■ INPUT
------------------------
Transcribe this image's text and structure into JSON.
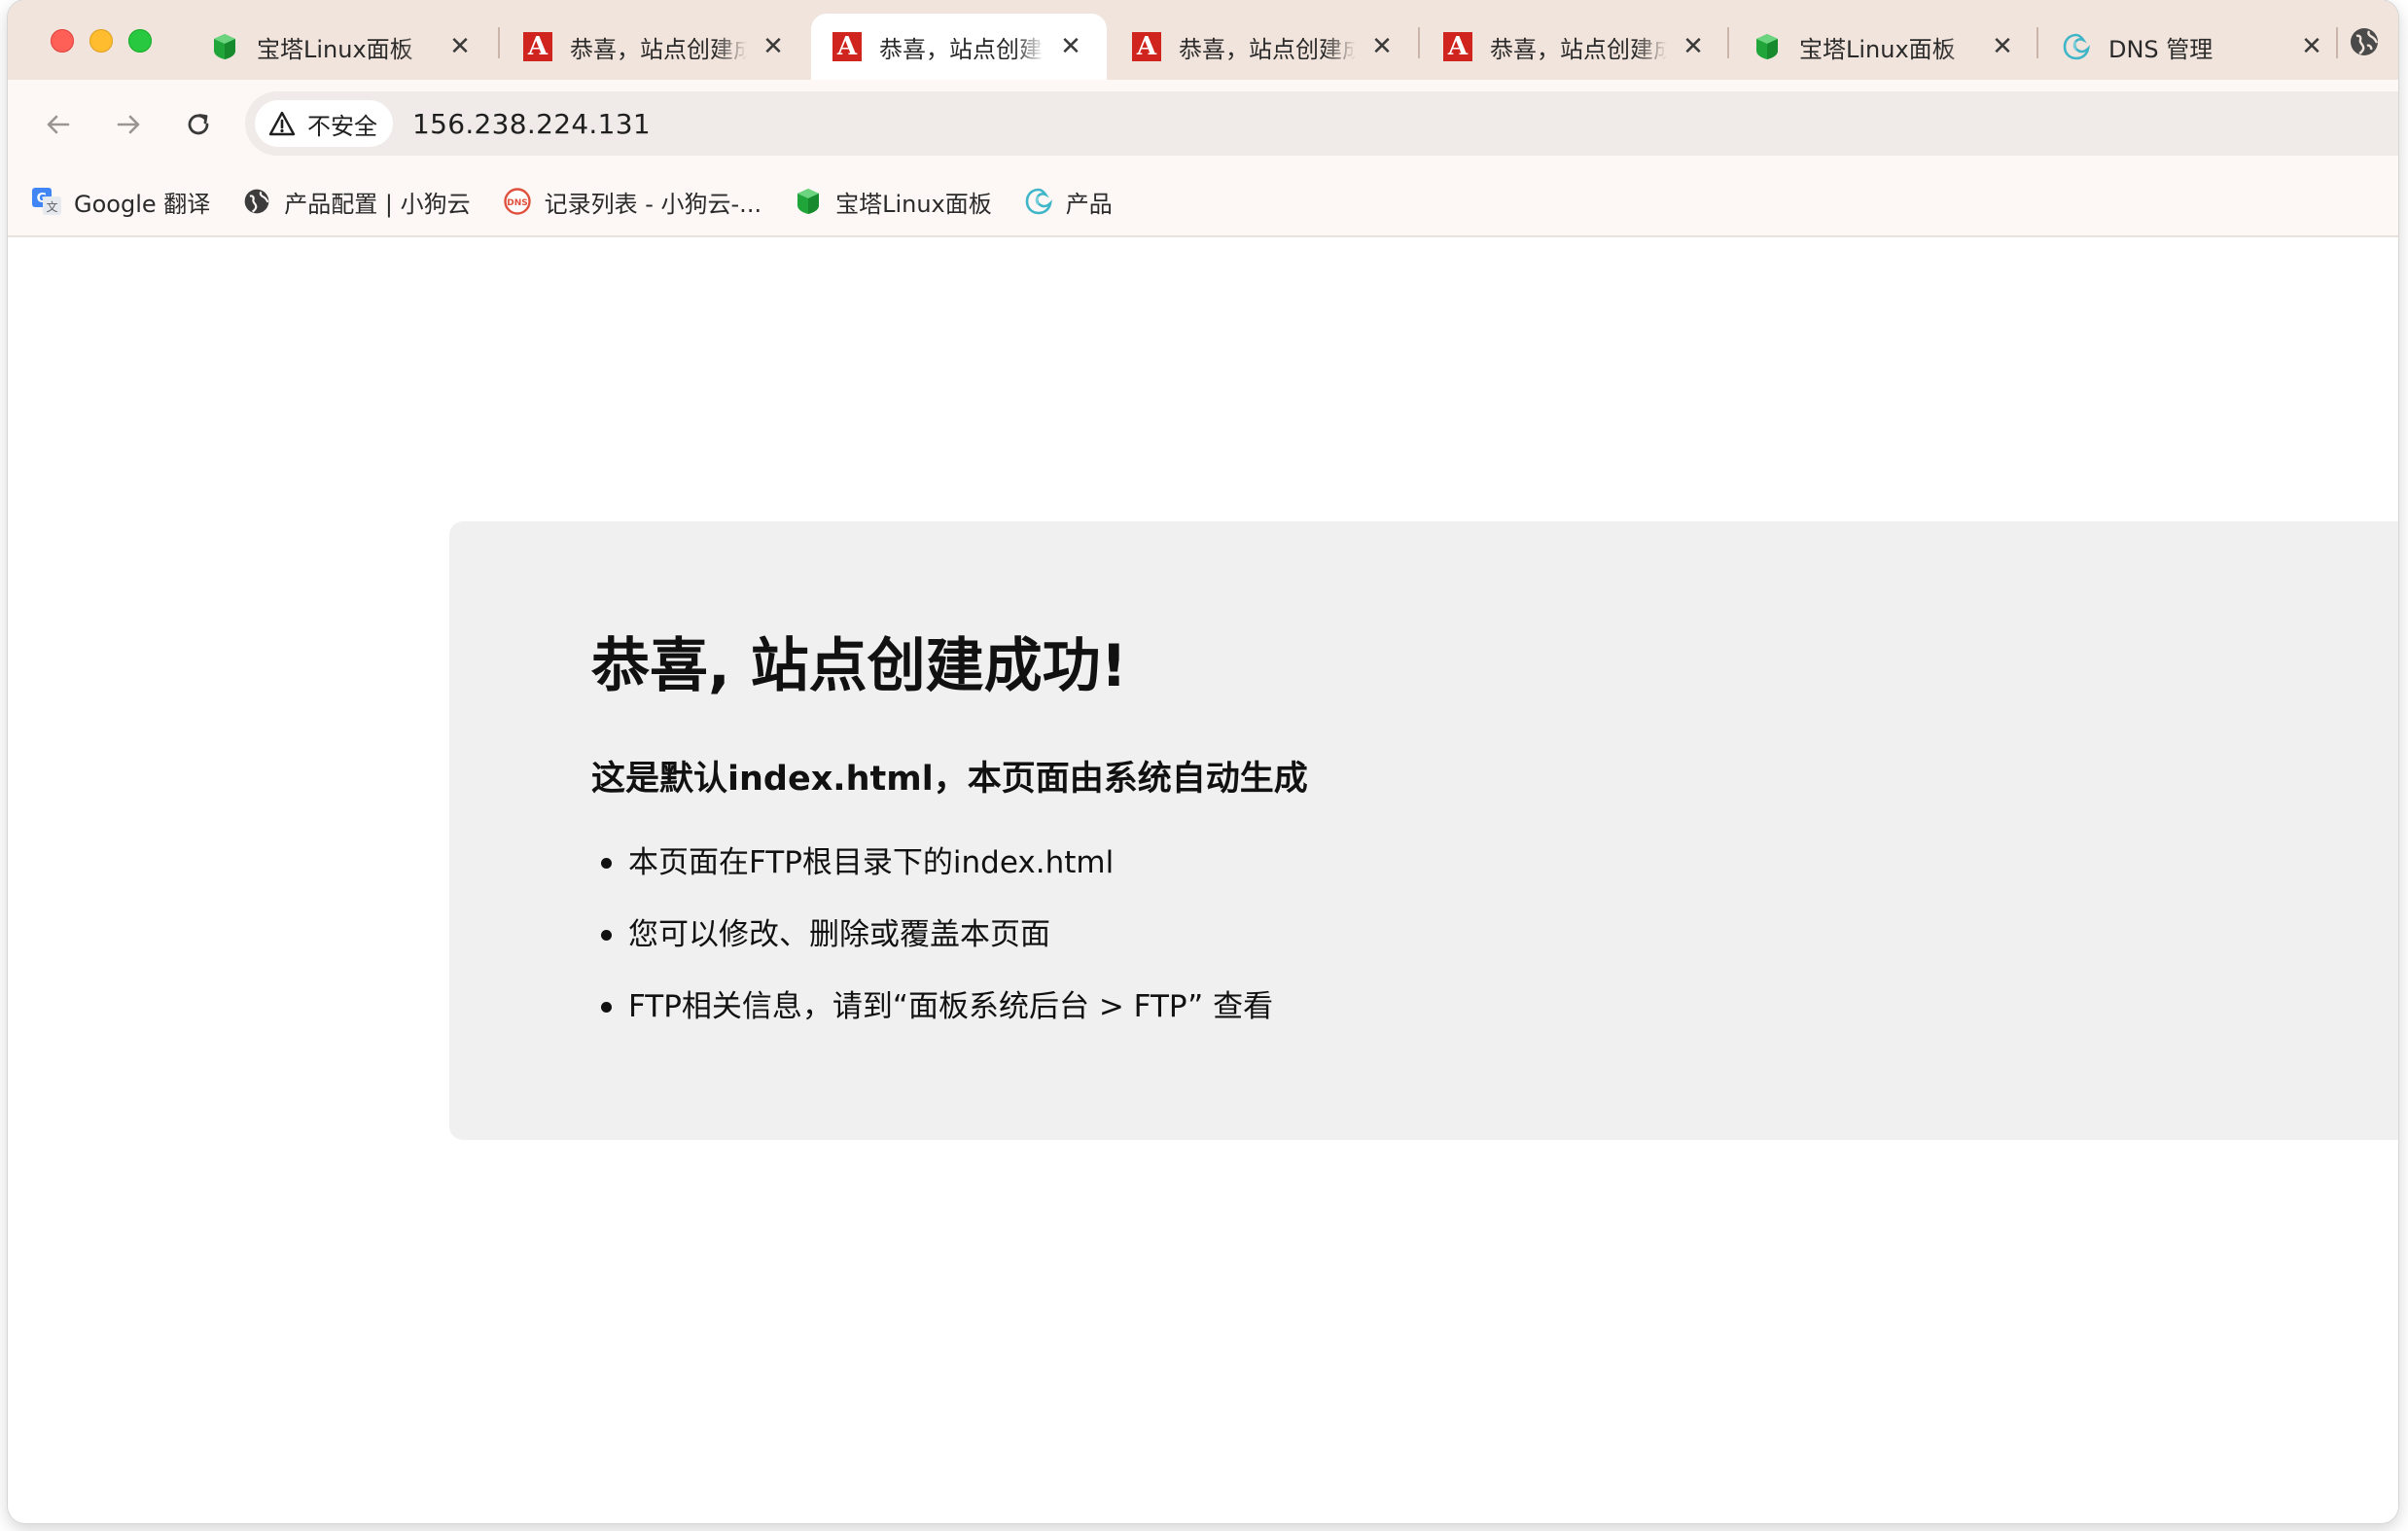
{
  "browser": {
    "tabs": [
      {
        "title": "宝塔Linux面板",
        "icon": "baota-shield-icon",
        "active": false
      },
      {
        "title": "恭喜，站点创建成功！",
        "icon": "a-letter-icon",
        "active": false
      },
      {
        "title": "恭喜，站点创建成功！",
        "icon": "a-letter-icon",
        "active": true
      },
      {
        "title": "恭喜，站点创建成功！",
        "icon": "a-letter-icon",
        "active": false
      },
      {
        "title": "恭喜，站点创建成功！",
        "icon": "a-letter-icon",
        "active": false
      },
      {
        "title": "宝塔Linux面板",
        "icon": "baota-shield-icon",
        "active": false
      },
      {
        "title": "DNS 管理",
        "icon": "cloud-swirl-icon",
        "active": false
      }
    ],
    "close_glyph": "✕",
    "security_label": "不安全",
    "url": "156.238.224.131"
  },
  "bookmarks": [
    {
      "label": "Google 翻译",
      "icon": "google-translate-icon"
    },
    {
      "label": "产品配置 | 小狗云",
      "icon": "globe-icon"
    },
    {
      "label": "记录列表 - 小狗云-...",
      "icon": "dns-badge-icon"
    },
    {
      "label": "宝塔Linux面板",
      "icon": "baota-shield-icon"
    },
    {
      "label": "产品",
      "icon": "cloud-swirl-icon"
    }
  ],
  "page": {
    "heading": "恭喜, 站点创建成功!",
    "subheading": "这是默认index.html，本页面由系统自动生成",
    "items": [
      "本页面在FTP根目录下的index.html",
      "您可以修改、删除或覆盖本页面",
      "FTP相关信息，请到“面板系统后台 > FTP” 查看"
    ]
  },
  "colors": {
    "tabstrip": "#f1e4dc",
    "toolbar": "#fdf8f5",
    "card": "#f0f0f0",
    "favicon_red": "#d0241f",
    "baota_green": "#20a53a"
  }
}
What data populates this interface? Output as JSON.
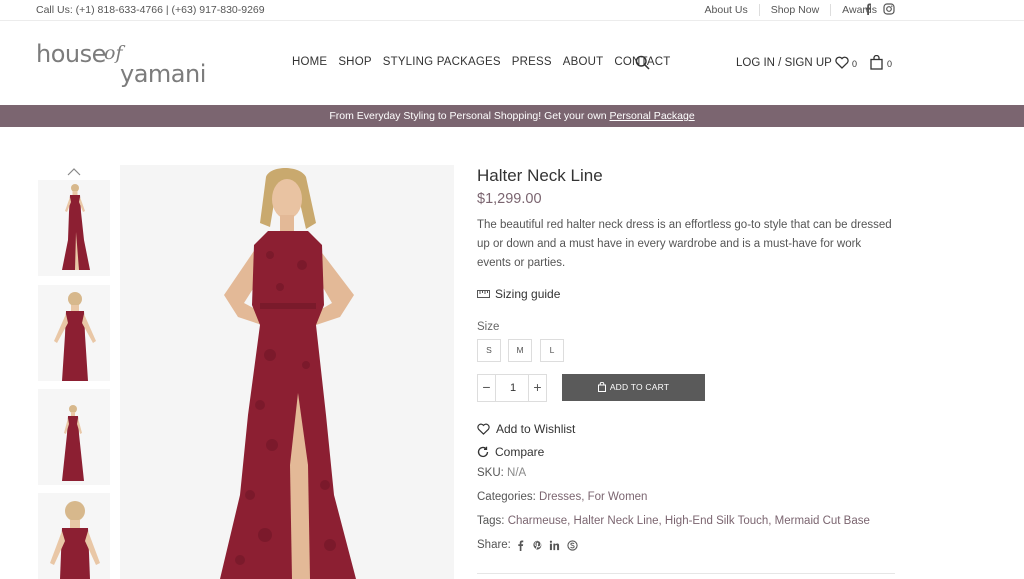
{
  "topbar": {
    "contact": "Call Us:  (+1) 818-633-4766 | (+63) 917-830-9269",
    "links": [
      "About Us",
      "Shop Now",
      "Awards"
    ]
  },
  "header": {
    "logo_words": [
      "house",
      "of",
      "yamani"
    ],
    "nav": [
      "HOME",
      "SHOP",
      "STYLING PACKAGES",
      "PRESS",
      "ABOUT",
      "CONTACT"
    ],
    "account": "LOG IN / SIGN UP",
    "wishlist_count": "0",
    "cart_count": "0"
  },
  "promo": {
    "text": "From Everyday Styling to Personal Shopping! Get your own ",
    "link": "Personal Package"
  },
  "product": {
    "title": "Halter Neck Line",
    "price": "$1,299.00",
    "description": "The beautiful red halter neck dress is an effortless go-to style that can be dressed up or down and a must have in every wardrobe and is a must-have for work events or parties.",
    "sizing_guide": "Sizing guide",
    "size_label": "Size",
    "sizes": [
      "S",
      "M",
      "L"
    ],
    "quantity": "1",
    "add_to_cart": "ADD TO CART",
    "wishlist": "Add to Wishlist",
    "compare": "Compare",
    "sku_label": "SKU:",
    "sku_value": "N/A",
    "categories_label": "Categories:",
    "categories": "Dresses, For Women",
    "tags_label": "Tags:",
    "tags": "Charmeuse, Halter Neck Line, High-End Silk Touch, Mermaid Cut Base",
    "share_label": "Share:"
  },
  "icons": {
    "social_top": [
      "facebook-icon",
      "instagram-icon"
    ],
    "share": [
      "facebook-icon",
      "pinterest-icon",
      "linkedin-icon",
      "skype-icon"
    ]
  },
  "colors": {
    "accent": "#7b6570",
    "dress": "#8c1f32",
    "button": "#5a5a5a"
  }
}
------------------------
■ SHORT PROBLEM
Reproduce all of the material exactly, apart from the pictures.

■ ANSWER TO THE PROBLEM
Transcribe this image's text and structure into JSON.
{
  "browser": {
    "tabs": [
      {
        "title": "宝塔Linux面板",
        "icon": "baota-shield-icon",
        "active": false
      },
      {
        "title": "恭喜，站点创建成功！",
        "icon": "a-letter-icon",
        "active": false
      },
      {
        "title": "恭喜，站点创建成功！",
        "icon": "a-letter-icon",
        "active": true
      },
      {
        "title": "恭喜，站点创建成功！",
        "icon": "a-letter-icon",
        "active": false
      },
      {
        "title": "恭喜，站点创建成功！",
        "icon": "a-letter-icon",
        "active": false
      },
      {
        "title": "宝塔Linux面板",
        "icon": "baota-shield-icon",
        "active": false
      },
      {
        "title": "DNS 管理",
        "icon": "cloud-swirl-icon",
        "active": false
      }
    ],
    "close_glyph": "✕",
    "security_label": "不安全",
    "url": "156.238.224.131"
  },
  "bookmarks": [
    {
      "label": "Google 翻译",
      "icon": "google-translate-icon"
    },
    {
      "label": "产品配置 | 小狗云",
      "icon": "globe-icon"
    },
    {
      "label": "记录列表 - 小狗云-...",
      "icon": "dns-badge-icon"
    },
    {
      "label": "宝塔Linux面板",
      "icon": "baota-shield-icon"
    },
    {
      "label": "产品",
      "icon": "cloud-swirl-icon"
    }
  ],
  "page": {
    "heading": "恭喜, 站点创建成功!",
    "subheading": "这是默认index.html，本页面由系统自动生成",
    "items": [
      "本页面在FTP根目录下的index.html",
      "您可以修改、删除或覆盖本页面",
      "FTP相关信息，请到“面板系统后台 > FTP” 查看"
    ]
  },
  "colors": {
    "tabstrip": "#f1e4dc",
    "toolbar": "#fdf8f5",
    "card": "#f0f0f0",
    "favicon_red": "#d0241f",
    "baota_green": "#20a53a"
  }
}
What data populates this interface? Output as JSON.
{
  "topbar": {
    "contact": "Call Us:  (+1) 818-633-4766 | (+63) 917-830-9269",
    "links": [
      "About Us",
      "Shop Now",
      "Awards"
    ]
  },
  "header": {
    "logo_words": [
      "house",
      "of",
      "yamani"
    ],
    "nav": [
      "HOME",
      "SHOP",
      "STYLING PACKAGES",
      "PRESS",
      "ABOUT",
      "CONTACT"
    ],
    "account": "LOG IN / SIGN UP",
    "wishlist_count": "0",
    "cart_count": "0"
  },
  "promo": {
    "text": "From Everyday Styling to Personal Shopping! Get your own ",
    "link": "Personal Package"
  },
  "product": {
    "title": "Halter Neck Line",
    "price": "$1,299.00",
    "description": "The beautiful red halter neck dress is an effortless go-to style that can be dressed up or down and a must have in every wardrobe and is a must-have for work events or parties.",
    "sizing_guide": "Sizing guide",
    "size_label": "Size",
    "sizes": [
      "S",
      "M",
      "L"
    ],
    "quantity": "1",
    "add_to_cart": "ADD TO CART",
    "wishlist": "Add to Wishlist",
    "compare": "Compare",
    "sku_label": "SKU:",
    "sku_value": "N/A",
    "categories_label": "Categories:",
    "categories": "Dresses, For Women",
    "tags_label": "Tags:",
    "tags": "Charmeuse, Halter Neck Line, High-End Silk Touch, Mermaid Cut Base",
    "share_label": "Share:"
  },
  "icons": {
    "social_top": [
      "facebook-icon",
      "instagram-icon"
    ],
    "share": [
      "facebook-icon",
      "pinterest-icon",
      "linkedin-icon",
      "skype-icon"
    ]
  },
  "colors": {
    "accent": "#7b6570",
    "dress": "#8c1f32",
    "button": "#5a5a5a"
  }
}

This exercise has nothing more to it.